Task instructions = Find the string "Ouest" in the records. Copy every line it appears in.

>> begin Supplied records

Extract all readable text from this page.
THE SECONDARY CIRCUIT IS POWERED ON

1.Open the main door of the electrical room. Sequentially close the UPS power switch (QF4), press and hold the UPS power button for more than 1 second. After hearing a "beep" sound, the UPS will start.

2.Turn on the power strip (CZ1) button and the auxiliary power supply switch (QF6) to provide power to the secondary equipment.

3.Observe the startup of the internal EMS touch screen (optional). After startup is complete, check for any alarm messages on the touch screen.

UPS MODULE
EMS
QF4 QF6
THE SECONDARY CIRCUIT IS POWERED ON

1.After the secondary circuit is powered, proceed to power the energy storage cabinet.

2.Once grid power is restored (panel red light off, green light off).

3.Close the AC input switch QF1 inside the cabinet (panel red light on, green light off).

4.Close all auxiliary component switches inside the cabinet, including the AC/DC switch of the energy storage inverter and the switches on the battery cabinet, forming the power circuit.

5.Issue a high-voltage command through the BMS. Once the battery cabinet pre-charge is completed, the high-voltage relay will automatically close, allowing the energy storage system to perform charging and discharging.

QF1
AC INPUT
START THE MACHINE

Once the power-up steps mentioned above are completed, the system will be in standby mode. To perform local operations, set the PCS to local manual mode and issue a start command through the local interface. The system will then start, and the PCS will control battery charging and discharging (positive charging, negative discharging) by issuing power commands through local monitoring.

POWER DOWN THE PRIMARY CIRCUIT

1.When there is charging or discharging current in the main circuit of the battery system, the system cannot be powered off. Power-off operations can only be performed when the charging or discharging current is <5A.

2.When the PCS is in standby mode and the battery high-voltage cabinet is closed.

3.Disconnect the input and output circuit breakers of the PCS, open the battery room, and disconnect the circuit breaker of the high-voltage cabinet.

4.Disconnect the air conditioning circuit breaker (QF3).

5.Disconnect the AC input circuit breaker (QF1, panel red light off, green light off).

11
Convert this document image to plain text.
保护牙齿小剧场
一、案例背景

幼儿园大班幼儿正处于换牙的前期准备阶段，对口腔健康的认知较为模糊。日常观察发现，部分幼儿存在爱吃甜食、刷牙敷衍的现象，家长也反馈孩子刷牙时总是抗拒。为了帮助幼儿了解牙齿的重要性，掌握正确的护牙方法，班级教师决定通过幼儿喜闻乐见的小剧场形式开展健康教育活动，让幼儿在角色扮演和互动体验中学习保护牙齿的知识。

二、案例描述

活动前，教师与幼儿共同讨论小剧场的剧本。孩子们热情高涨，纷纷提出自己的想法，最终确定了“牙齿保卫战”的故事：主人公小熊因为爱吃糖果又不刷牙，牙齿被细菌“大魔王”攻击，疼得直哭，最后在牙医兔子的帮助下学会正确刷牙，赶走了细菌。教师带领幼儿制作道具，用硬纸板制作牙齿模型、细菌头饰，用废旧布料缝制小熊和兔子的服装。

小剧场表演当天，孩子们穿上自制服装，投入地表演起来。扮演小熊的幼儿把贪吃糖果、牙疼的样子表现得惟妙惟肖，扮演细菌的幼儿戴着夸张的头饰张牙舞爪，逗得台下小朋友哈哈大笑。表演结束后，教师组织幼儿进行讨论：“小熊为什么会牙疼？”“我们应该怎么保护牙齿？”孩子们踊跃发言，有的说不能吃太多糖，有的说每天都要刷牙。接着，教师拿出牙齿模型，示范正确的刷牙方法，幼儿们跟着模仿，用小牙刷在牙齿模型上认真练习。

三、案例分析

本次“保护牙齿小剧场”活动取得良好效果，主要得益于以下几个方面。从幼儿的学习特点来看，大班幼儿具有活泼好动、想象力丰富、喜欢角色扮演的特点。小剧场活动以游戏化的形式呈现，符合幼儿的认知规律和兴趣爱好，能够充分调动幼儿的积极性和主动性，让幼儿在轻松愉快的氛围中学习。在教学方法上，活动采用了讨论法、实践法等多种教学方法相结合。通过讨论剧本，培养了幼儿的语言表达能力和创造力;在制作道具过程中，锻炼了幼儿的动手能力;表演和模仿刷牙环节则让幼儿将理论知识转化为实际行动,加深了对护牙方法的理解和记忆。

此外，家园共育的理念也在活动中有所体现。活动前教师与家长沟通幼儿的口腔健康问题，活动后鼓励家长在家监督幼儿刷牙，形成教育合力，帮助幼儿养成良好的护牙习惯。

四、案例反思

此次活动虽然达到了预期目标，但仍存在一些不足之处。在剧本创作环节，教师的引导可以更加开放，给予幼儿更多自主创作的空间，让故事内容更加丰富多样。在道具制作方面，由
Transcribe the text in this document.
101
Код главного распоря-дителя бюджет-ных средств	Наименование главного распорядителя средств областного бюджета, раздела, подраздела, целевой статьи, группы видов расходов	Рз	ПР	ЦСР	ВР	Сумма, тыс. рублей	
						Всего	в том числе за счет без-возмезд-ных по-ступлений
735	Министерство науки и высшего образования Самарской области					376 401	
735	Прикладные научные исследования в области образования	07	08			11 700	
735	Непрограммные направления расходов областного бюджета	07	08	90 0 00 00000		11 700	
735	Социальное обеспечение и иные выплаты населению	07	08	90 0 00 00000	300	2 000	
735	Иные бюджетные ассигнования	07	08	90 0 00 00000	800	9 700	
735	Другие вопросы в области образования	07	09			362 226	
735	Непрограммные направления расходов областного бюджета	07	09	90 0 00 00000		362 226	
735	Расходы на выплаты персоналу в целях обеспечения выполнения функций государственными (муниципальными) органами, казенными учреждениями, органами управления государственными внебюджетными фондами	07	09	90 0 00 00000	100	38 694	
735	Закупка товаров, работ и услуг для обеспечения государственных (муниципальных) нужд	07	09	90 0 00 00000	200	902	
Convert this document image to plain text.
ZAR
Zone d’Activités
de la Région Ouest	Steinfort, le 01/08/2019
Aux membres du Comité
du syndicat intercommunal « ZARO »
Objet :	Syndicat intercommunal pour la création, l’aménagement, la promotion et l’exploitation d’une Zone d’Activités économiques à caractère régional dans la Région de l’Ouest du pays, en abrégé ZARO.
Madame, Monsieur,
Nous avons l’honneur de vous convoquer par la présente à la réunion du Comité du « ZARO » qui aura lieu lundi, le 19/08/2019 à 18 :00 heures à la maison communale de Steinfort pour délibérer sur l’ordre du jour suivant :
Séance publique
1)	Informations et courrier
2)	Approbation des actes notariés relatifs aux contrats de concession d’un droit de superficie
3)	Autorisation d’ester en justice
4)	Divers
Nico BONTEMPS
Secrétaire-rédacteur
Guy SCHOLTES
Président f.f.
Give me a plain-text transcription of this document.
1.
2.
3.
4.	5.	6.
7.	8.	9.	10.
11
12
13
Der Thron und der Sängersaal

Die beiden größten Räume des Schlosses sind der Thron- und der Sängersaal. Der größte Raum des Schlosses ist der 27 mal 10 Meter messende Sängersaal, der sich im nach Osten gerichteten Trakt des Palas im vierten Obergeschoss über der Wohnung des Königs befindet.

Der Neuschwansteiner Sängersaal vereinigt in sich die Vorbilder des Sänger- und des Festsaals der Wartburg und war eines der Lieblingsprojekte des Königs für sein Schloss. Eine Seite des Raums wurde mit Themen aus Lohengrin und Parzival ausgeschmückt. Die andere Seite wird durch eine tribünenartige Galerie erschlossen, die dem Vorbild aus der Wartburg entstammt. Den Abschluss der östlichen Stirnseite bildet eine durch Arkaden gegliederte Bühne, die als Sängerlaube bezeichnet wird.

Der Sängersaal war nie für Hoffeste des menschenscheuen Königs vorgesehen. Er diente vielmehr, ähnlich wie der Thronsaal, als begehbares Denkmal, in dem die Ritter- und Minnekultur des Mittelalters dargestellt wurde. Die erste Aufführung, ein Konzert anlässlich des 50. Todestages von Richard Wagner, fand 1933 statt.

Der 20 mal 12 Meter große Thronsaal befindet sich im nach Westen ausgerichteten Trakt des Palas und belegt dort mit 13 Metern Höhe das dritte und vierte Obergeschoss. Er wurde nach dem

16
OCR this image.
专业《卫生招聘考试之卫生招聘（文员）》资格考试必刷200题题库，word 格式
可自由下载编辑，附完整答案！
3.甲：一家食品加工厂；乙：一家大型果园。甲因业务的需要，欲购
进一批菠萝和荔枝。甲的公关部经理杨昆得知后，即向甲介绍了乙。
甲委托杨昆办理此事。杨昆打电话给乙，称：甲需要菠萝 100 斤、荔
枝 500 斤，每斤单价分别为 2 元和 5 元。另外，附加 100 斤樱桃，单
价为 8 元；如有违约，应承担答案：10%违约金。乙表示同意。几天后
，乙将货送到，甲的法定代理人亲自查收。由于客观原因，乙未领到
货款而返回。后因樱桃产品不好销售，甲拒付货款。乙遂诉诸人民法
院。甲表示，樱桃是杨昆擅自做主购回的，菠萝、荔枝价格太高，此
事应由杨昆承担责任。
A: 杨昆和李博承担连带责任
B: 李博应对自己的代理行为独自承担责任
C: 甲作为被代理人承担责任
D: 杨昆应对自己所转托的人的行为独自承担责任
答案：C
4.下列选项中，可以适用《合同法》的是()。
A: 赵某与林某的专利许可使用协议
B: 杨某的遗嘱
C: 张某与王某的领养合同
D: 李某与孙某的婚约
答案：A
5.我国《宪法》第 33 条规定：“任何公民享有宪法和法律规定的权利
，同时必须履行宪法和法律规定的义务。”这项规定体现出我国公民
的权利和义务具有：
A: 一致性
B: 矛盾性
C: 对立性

>> end Supplied records

Answer for the task =
de la Région Ouest	Steinfort, le 01/08/2019
Objet :	Syndicat intercommunal pour la création, l’aménagement, la promotion et l’exploitation d’une Zone d’Activités économiques à caractère régional dans la Région de l’Ouest du pays, en abrégé ZARO.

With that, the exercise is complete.